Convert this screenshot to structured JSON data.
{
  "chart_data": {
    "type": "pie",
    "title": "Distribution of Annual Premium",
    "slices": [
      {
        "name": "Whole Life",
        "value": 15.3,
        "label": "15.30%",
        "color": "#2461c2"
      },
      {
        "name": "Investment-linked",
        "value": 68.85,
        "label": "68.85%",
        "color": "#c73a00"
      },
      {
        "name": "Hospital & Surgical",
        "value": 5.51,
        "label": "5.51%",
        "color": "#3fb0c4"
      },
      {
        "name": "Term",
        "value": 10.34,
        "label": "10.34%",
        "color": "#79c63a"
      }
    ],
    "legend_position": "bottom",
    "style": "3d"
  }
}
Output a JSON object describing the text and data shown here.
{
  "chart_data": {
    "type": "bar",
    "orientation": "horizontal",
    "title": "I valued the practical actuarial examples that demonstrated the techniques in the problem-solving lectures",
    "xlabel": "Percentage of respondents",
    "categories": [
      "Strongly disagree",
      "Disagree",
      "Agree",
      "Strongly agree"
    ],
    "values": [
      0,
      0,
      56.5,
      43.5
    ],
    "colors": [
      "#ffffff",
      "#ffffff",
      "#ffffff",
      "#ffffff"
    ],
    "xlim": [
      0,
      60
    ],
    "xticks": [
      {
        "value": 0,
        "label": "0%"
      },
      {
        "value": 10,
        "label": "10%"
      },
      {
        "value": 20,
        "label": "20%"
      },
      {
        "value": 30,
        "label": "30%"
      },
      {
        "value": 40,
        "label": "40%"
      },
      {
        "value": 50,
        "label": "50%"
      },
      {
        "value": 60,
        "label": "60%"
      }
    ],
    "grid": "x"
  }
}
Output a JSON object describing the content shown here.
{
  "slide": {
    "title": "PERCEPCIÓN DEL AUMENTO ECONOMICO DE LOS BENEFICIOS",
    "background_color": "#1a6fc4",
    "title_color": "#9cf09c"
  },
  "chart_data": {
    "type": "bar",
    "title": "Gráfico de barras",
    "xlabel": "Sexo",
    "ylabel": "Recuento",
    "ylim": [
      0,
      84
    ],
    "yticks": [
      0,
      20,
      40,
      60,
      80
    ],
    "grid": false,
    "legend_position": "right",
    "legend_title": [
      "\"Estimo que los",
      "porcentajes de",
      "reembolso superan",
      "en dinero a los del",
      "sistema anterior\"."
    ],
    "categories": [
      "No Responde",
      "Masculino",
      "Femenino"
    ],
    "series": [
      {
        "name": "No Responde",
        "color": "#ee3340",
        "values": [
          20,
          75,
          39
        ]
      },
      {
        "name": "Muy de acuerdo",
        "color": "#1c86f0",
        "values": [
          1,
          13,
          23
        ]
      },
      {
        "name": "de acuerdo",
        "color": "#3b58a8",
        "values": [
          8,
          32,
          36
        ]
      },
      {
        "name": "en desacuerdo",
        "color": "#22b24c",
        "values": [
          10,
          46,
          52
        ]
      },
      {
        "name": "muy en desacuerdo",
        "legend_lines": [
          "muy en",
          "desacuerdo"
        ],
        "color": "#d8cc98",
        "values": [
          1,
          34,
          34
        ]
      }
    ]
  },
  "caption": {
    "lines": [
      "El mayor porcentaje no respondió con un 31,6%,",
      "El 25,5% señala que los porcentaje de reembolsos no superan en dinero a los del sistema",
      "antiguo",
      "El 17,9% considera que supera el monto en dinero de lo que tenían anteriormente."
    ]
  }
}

**What you should do:** Collect each line of the entries that has the word "name", copying it in full.

**Solution to this exercise:**
        "name": "Whole Life",
        "name": "Investment-linked",
        "name": "Hospital & Surgical",
        "name": "Term",
        "name": "No Responde",
        "name": "Muy de acuerdo",
        "name": "de acuerdo",
        "name": "en desacuerdo",
        "name": "muy en desacuerdo",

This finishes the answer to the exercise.